Aim of the task
Reproduce the listing below in its entirety. Change nothing.

☆ ☆ ☆ ☆

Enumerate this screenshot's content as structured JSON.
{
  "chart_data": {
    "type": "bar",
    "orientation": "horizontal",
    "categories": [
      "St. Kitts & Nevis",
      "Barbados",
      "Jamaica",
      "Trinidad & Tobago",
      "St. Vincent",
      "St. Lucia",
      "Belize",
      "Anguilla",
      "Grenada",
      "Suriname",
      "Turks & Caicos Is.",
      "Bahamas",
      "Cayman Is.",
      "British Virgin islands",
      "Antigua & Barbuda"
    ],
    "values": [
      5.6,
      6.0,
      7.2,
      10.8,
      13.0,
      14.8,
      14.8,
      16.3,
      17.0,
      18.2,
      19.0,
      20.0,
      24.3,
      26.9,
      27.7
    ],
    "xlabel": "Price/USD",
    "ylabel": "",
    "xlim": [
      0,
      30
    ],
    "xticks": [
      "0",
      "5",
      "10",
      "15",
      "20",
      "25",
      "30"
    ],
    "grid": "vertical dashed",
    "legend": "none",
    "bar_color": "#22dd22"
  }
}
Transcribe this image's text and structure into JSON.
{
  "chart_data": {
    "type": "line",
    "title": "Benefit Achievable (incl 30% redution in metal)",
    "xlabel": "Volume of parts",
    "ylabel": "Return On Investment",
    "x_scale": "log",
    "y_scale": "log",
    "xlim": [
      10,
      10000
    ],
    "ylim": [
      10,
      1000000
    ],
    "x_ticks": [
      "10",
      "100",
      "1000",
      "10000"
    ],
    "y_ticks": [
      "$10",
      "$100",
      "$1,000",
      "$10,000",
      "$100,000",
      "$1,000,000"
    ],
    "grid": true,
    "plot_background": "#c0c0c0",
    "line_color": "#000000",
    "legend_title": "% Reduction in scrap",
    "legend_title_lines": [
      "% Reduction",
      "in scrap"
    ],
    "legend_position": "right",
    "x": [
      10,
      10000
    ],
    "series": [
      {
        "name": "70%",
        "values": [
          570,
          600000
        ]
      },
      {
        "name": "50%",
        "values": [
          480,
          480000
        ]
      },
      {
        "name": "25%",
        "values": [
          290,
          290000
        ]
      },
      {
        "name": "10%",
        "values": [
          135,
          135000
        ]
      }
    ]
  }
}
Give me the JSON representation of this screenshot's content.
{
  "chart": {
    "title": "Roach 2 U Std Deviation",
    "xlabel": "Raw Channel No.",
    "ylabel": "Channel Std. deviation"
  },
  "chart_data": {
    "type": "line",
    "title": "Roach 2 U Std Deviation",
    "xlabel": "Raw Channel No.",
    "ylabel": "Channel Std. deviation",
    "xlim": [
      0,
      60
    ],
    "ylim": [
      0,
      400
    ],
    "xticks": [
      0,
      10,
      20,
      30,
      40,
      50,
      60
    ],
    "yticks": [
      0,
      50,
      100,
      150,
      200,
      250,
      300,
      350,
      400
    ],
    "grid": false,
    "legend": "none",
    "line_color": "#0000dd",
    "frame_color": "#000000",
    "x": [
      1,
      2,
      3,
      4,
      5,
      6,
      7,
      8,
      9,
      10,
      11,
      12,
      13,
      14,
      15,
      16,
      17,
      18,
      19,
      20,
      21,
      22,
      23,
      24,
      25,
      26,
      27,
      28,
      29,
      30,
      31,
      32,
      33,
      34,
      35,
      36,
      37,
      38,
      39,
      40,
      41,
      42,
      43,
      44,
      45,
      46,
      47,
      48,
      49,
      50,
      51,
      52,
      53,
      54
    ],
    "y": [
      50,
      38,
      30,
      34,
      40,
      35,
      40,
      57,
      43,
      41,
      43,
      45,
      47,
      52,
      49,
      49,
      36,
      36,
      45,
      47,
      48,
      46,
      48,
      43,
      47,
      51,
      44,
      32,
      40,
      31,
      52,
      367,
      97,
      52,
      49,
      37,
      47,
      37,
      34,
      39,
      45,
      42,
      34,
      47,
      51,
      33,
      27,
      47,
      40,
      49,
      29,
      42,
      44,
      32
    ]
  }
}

☆ ☆ ☆ ☆

Completed task
Enumerate this screenshot's content as structured JSON.
{
  "chart_data": {
    "type": "bar",
    "orientation": "horizontal",
    "categories": [
      "St. Kitts & Nevis",
      "Barbados",
      "Jamaica",
      "Trinidad & Tobago",
      "St. Vincent",
      "St. Lucia",
      "Belize",
      "Anguilla",
      "Grenada",
      "Suriname",
      "Turks & Caicos Is.",
      "Bahamas",
      "Cayman Is.",
      "British Virgin islands",
      "Antigua & Barbuda"
    ],
    "values": [
      5.6,
      6.0,
      7.2,
      10.8,
      13.0,
      14.8,
      14.8,
      16.3,
      17.0,
      18.2,
      19.0,
      20.0,
      24.3,
      26.9,
      27.7
    ],
    "xlabel": "Price/USD",
    "ylabel": "",
    "xlim": [
      0,
      30
    ],
    "xticks": [
      "0",
      "5",
      "10",
      "15",
      "20",
      "25",
      "30"
    ],
    "grid": "vertical dashed",
    "legend": "none",
    "bar_color": "#22dd22"
  }
}
Transcribe this image's text and structure into JSON.
{
  "chart_data": {
    "type": "line",
    "title": "Benefit Achievable (incl 30% redution in metal)",
    "xlabel": "Volume of parts",
    "ylabel": "Return On Investment",
    "x_scale": "log",
    "y_scale": "log",
    "xlim": [
      10,
      10000
    ],
    "ylim": [
      10,
      1000000
    ],
    "x_ticks": [
      "10",
      "100",
      "1000",
      "10000"
    ],
    "y_ticks": [
      "$10",
      "$100",
      "$1,000",
      "$10,000",
      "$100,000",
      "$1,000,000"
    ],
    "grid": true,
    "plot_background": "#c0c0c0",
    "line_color": "#000000",
    "legend_title": "% Reduction in scrap",
    "legend_title_lines": [
      "% Reduction",
      "in scrap"
    ],
    "legend_position": "right",
    "x": [
      10,
      10000
    ],
    "series": [
      {
        "name": "70%",
        "values": [
          570,
          600000
        ]
      },
      {
        "name": "50%",
        "values": [
          480,
          480000
        ]
      },
      {
        "name": "25%",
        "values": [
          290,
          290000
        ]
      },
      {
        "name": "10%",
        "values": [
          135,
          135000
        ]
      }
    ]
  }
}
Give me the JSON representation of this screenshot's content.
{
  "chart": {
    "title": "Roach 2 U Std Deviation",
    "xlabel": "Raw Channel No.",
    "ylabel": "Channel Std. deviation"
  },
  "chart_data": {
    "type": "line",
    "title": "Roach 2 U Std Deviation",
    "xlabel": "Raw Channel No.",
    "ylabel": "Channel Std. deviation",
    "xlim": [
      0,
      60
    ],
    "ylim": [
      0,
      400
    ],
    "xticks": [
      0,
      10,
      20,
      30,
      40,
      50,
      60
    ],
    "yticks": [
      0,
      50,
      100,
      150,
      200,
      250,
      300,
      350,
      400
    ],
    "grid": false,
    "legend": "none",
    "line_color": "#0000dd",
    "frame_color": "#000000",
    "x": [
      1,
      2,
      3,
      4,
      5,
      6,
      7,
      8,
      9,
      10,
      11,
      12,
      13,
      14,
      15,
      16,
      17,
      18,
      19,
      20,
      21,
      22,
      23,
      24,
      25,
      26,
      27,
      28,
      29,
      30,
      31,
      32,
      33,
      34,
      35,
      36,
      37,
      38,
      39,
      40,
      41,
      42,
      43,
      44,
      45,
      46,
      47,
      48,
      49,
      50,
      51,
      52,
      53,
      54
    ],
    "y": [
      50,
      38,
      30,
      34,
      40,
      35,
      40,
      57,
      43,
      41,
      43,
      45,
      47,
      52,
      49,
      49,
      36,
      36,
      45,
      47,
      48,
      46,
      48,
      43,
      47,
      51,
      44,
      32,
      40,
      31,
      52,
      367,
      97,
      52,
      49,
      37,
      47,
      37,
      34,
      39,
      45,
      42,
      34,
      47,
      51,
      33,
      27,
      47,
      40,
      49,
      29,
      42,
      44,
      32
    ]
  }
}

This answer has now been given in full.